Below is a listing; reproduce each line of it exactly.

Material to process:
▼

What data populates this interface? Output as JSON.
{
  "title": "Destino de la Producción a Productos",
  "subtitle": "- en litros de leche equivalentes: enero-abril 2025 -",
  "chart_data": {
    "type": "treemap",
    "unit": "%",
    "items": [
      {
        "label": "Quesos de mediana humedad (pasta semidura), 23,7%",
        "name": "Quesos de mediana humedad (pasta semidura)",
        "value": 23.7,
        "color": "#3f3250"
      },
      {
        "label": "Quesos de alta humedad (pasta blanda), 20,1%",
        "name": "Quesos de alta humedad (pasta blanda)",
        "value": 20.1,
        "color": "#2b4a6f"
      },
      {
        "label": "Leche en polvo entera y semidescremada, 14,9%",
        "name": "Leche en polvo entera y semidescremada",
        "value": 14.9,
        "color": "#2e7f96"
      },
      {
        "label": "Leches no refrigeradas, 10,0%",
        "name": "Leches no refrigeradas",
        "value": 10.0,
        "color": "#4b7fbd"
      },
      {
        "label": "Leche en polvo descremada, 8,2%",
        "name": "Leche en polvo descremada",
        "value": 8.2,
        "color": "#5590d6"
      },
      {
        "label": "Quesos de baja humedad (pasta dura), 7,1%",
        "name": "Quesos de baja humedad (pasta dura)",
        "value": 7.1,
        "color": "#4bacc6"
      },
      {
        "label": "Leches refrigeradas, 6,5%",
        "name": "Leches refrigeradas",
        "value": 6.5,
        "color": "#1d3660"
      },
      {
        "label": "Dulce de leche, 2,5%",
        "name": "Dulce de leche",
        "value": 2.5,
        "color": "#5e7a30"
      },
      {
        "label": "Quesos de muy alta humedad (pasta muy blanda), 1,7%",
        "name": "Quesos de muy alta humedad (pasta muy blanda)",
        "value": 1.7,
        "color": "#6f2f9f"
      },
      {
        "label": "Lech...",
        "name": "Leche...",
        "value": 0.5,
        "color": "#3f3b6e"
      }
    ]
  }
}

▲

Complete output:
What data populates this interface? Output as JSON.
{
  "title": "Destino de la Producción a Productos",
  "subtitle": "- en litros de leche equivalentes: enero-abril 2025 -",
  "chart_data": {
    "type": "treemap",
    "unit": "%",
    "items": [
      {
        "label": "Quesos de mediana humedad (pasta semidura), 23,7%",
        "name": "Quesos de mediana humedad (pasta semidura)",
        "value": 23.7,
        "color": "#3f3250"
      },
      {
        "label": "Quesos de alta humedad (pasta blanda), 20,1%",
        "name": "Quesos de alta humedad (pasta blanda)",
        "value": 20.1,
        "color": "#2b4a6f"
      },
      {
        "label": "Leche en polvo entera y semidescremada, 14,9%",
        "name": "Leche en polvo entera y semidescremada",
        "value": 14.9,
        "color": "#2e7f96"
      },
      {
        "label": "Leches no refrigeradas, 10,0%",
        "name": "Leches no refrigeradas",
        "value": 10.0,
        "color": "#4b7fbd"
      },
      {
        "label": "Leche en polvo descremada, 8,2%",
        "name": "Leche en polvo descremada",
        "value": 8.2,
        "color": "#5590d6"
      },
      {
        "label": "Quesos de baja humedad (pasta dura), 7,1%",
        "name": "Quesos de baja humedad (pasta dura)",
        "value": 7.1,
        "color": "#4bacc6"
      },
      {
        "label": "Leches refrigeradas, 6,5%",
        "name": "Leches refrigeradas",
        "value": 6.5,
        "color": "#1d3660"
      },
      {
        "label": "Dulce de leche, 2,5%",
        "name": "Dulce de leche",
        "value": 2.5,
        "color": "#5e7a30"
      },
      {
        "label": "Quesos de muy alta humedad (pasta muy blanda), 1,7%",
        "name": "Quesos de muy alta humedad (pasta muy blanda)",
        "value": 1.7,
        "color": "#6f2f9f"
      },
      {
        "label": "Lech...",
        "name": "Leche...",
        "value": 0.5,
        "color": "#3f3b6e"
      }
    ]
  }
}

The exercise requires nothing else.